__Prompt__. Below are the records. Reproduce exactly the lines from the one containing "What text is on this page?" through the final line, and omit any pictures.

__Recorded data__.
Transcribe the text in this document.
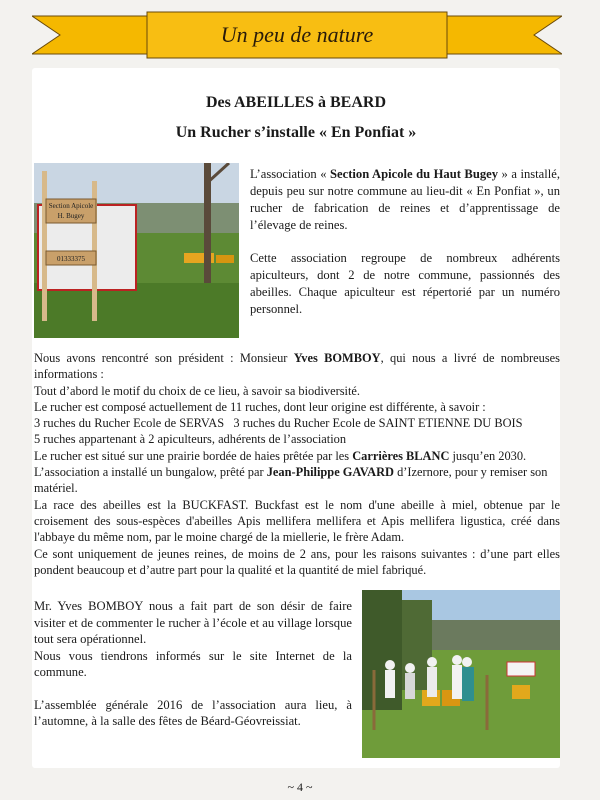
Un peu de nature
Des ABEILLES à BEARD
Un Rucher s’installe « En Ponfiat »
Section Apicole
H. Bugey
01333375

L’association « Section Apicole du Haut Bugey » a installé, depuis peu sur notre commune au lieu-dit « En Ponfiat », un rucher de fabrication de reines et d’apprentissage de l’élevage de reines.

Cette association regroupe de nombreux adhérents apiculteurs, dont 2 de notre commune, passionnés des abeilles. Chaque apiculteur est répertorié par un numéro personnel.

Nous avons rencontré son président : Monsieur Yves BOMBOY, qui nous a livré de nombreuses informations :
Tout d’abord le motif du choix de ce lieu, à savoir sa biodiversité.
Le rucher est composé actuellement de 11 ruches, dont leur origine est différente, à savoir :
3 ruches du Rucher Ecole de SERVAS   3 ruches du Rucher Ecole de SAINT ETIENNE DU BOIS
5 ruches appartenant à 2 apiculteurs, adhérents de l’association
Le rucher est situé sur une prairie bordée de haies prêtée par les Carrières BLANC jusqu’en 2030.
L’association a installé un bungalow, prêté par Jean-Philippe GAVARD d’Izernore, pour y remiser son matériel.
La race des abeilles est la BUCKFAST. Buckfast est le nom d'une abeille à miel, obtenue par le croisement des sous-espèces d'abeilles Apis mellifera mellifera et Apis mellifera ligustica, créé dans l'abbaye du même nom, par le moine chargé de la miellerie, le frère Adam.
Ce sont uniquement de jeunes reines, de moins de 2 ans, pour les raisons suivantes : d’une part elles pondent beaucoup et d’autre part pour la qualité et la quantité de miel fabriqué.

Mr. Yves BOMBOY nous a fait part de son désir de faire visiter et de commenter le rucher à l’école et au village lorsque tout sera opérationnel.
Nous vous tiendrons informés sur le site Internet de la commune.

L’assemblée générale 2016 de l’association aura lieu, à l’automne, à la salle des fêtes de Béard-Géovreissiat.

~ 4 ~
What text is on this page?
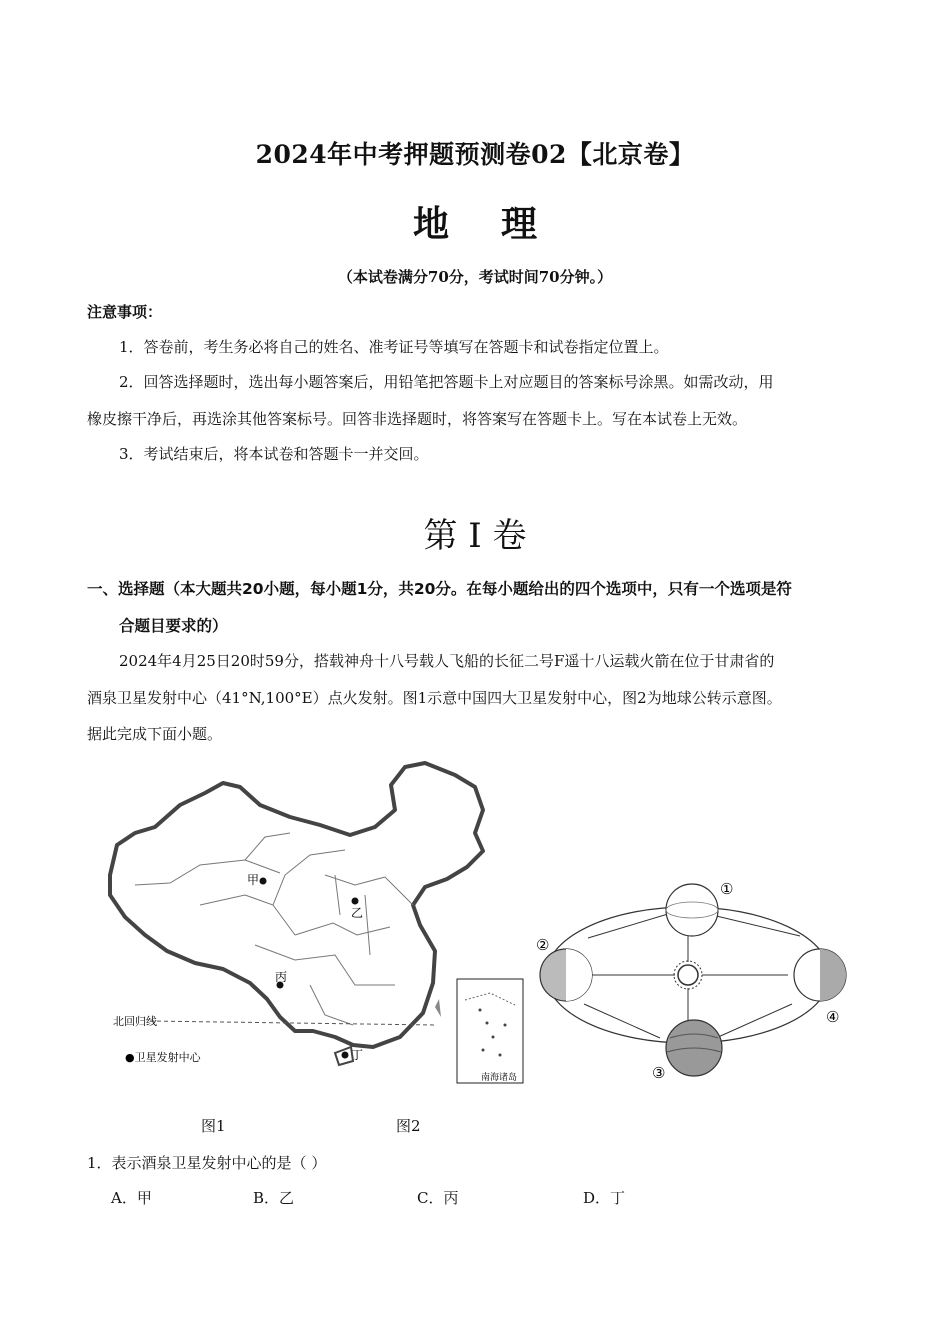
2024年中考押题预测卷02【北京卷】
地 理
（本试卷满分70分，考试时间70分钟。）
注意事项：
1．答卷前，考生务必将自己的姓名、准考证号等填写在答题卡和试卷指定位置上。
2．回答选择题时，选出每小题答案后，用铅笔把答题卡上对应题目的答案标号涂黑。如需改动，用
橡皮擦干净后，再选涂其他答案标号。回答非选择题时，将答案写在答题卡上。写在本试卷上无效。
3．考试结束后，将本试卷和答题卡一并交回。
第 I 卷
一、选择题（本大题共20小题，每小题1分，共20分。在每小题给出的四个选项中，只有一个选项是符
合题目要求的）
2024年4月25日20时59分，搭载神舟十八号载人飞船的长征二号F遥十八运载火箭在位于甘肃省的
酒泉卫星发射中心（41°N,100°E）点火发射。图1示意中国四大卫星发射中心，图2为地球公转示意图。
据此完成下面小题。
北回归线
●卫星发射中心
甲
乙
丙
丁
南海诸岛
①
②
③
④
图1	图2
1．表示酒泉卫星发射中心的是（ ）
A．甲	B．乙	C．丙	D．丁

__Result of this task__.
What text is on this page?
2024年中考押题预测卷02【北京卷】
地 理
（本试卷满分70分，考试时间70分钟。）
注意事项：
1．答卷前，考生务必将自己的姓名、准考证号等填写在答题卡和试卷指定位置上。
2．回答选择题时，选出每小题答案后，用铅笔把答题卡上对应题目的答案标号涂黑。如需改动，用
橡皮擦干净后，再选涂其他答案标号。回答非选择题时，将答案写在答题卡上。写在本试卷上无效。
3．考试结束后，将本试卷和答题卡一并交回。
第 I 卷
一、选择题（本大题共20小题，每小题1分，共20分。在每小题给出的四个选项中，只有一个选项是符
合题目要求的）
2024年4月25日20时59分，搭载神舟十八号载人飞船的长征二号F遥十八运载火箭在位于甘肃省的
酒泉卫星发射中心（41°N,100°E）点火发射。图1示意中国四大卫星发射中心，图2为地球公转示意图。
据此完成下面小题。
北回归线
●卫星发射中心
甲
乙
丙
丁
南海诸岛
①
②
③
④
图1	图2
1．表示酒泉卫星发射中心的是（ ）
A．甲	B．乙	C．丙	D．丁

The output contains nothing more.